Prompt >> Restate every line of the material, word for word.

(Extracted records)

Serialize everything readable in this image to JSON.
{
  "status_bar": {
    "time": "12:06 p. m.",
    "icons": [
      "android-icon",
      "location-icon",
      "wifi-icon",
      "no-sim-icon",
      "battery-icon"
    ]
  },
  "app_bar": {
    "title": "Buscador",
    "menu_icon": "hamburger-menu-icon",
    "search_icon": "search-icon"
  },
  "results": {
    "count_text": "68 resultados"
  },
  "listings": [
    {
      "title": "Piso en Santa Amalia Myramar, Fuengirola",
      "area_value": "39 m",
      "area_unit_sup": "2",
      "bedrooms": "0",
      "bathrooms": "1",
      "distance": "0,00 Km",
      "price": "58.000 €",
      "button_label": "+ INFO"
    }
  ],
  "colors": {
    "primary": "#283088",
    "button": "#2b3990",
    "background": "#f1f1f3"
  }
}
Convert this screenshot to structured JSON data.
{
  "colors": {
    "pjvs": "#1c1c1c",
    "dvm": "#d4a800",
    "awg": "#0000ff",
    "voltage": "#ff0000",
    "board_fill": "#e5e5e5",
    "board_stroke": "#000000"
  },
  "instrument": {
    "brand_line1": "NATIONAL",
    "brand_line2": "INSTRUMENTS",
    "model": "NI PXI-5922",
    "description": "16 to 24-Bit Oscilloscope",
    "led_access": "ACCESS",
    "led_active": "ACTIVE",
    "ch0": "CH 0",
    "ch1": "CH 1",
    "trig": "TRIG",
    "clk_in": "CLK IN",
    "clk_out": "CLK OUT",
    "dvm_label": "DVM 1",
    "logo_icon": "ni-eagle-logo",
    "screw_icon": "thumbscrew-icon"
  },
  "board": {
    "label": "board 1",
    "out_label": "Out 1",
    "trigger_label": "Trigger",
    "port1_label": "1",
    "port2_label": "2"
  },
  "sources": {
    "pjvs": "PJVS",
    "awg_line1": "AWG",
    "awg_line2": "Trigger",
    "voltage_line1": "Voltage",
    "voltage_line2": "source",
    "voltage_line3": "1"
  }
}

The response >>
Serialize everything readable in this image to JSON.
{
  "status_bar": {
    "time": "12:06 p. m.",
    "icons": [
      "android-icon",
      "location-icon",
      "wifi-icon",
      "no-sim-icon",
      "battery-icon"
    ]
  },
  "app_bar": {
    "title": "Buscador",
    "menu_icon": "hamburger-menu-icon",
    "search_icon": "search-icon"
  },
  "results": {
    "count_text": "68 resultados"
  },
  "listings": [
    {
      "title": "Piso en Santa Amalia Myramar, Fuengirola",
      "area_value": "39 m",
      "area_unit_sup": "2",
      "bedrooms": "0",
      "bathrooms": "1",
      "distance": "0,00 Km",
      "price": "58.000 €",
      "button_label": "+ INFO"
    }
  ],
  "colors": {
    "primary": "#283088",
    "button": "#2b3990",
    "background": "#f1f1f3"
  }
}
Convert this screenshot to structured JSON data.
{
  "colors": {
    "pjvs": "#1c1c1c",
    "dvm": "#d4a800",
    "awg": "#0000ff",
    "voltage": "#ff0000",
    "board_fill": "#e5e5e5",
    "board_stroke": "#000000"
  },
  "instrument": {
    "brand_line1": "NATIONAL",
    "brand_line2": "INSTRUMENTS",
    "model": "NI PXI-5922",
    "description": "16 to 24-Bit Oscilloscope",
    "led_access": "ACCESS",
    "led_active": "ACTIVE",
    "ch0": "CH 0",
    "ch1": "CH 1",
    "trig": "TRIG",
    "clk_in": "CLK IN",
    "clk_out": "CLK OUT",
    "dvm_label": "DVM 1",
    "logo_icon": "ni-eagle-logo",
    "screw_icon": "thumbscrew-icon"
  },
  "board": {
    "label": "board 1",
    "out_label": "Out 1",
    "trigger_label": "Trigger",
    "port1_label": "1",
    "port2_label": "2"
  },
  "sources": {
    "pjvs": "PJVS",
    "awg_line1": "AWG",
    "awg_line2": "Trigger",
    "voltage_line1": "Voltage",
    "voltage_line2": "source",
    "voltage_line3": "1"
  }
}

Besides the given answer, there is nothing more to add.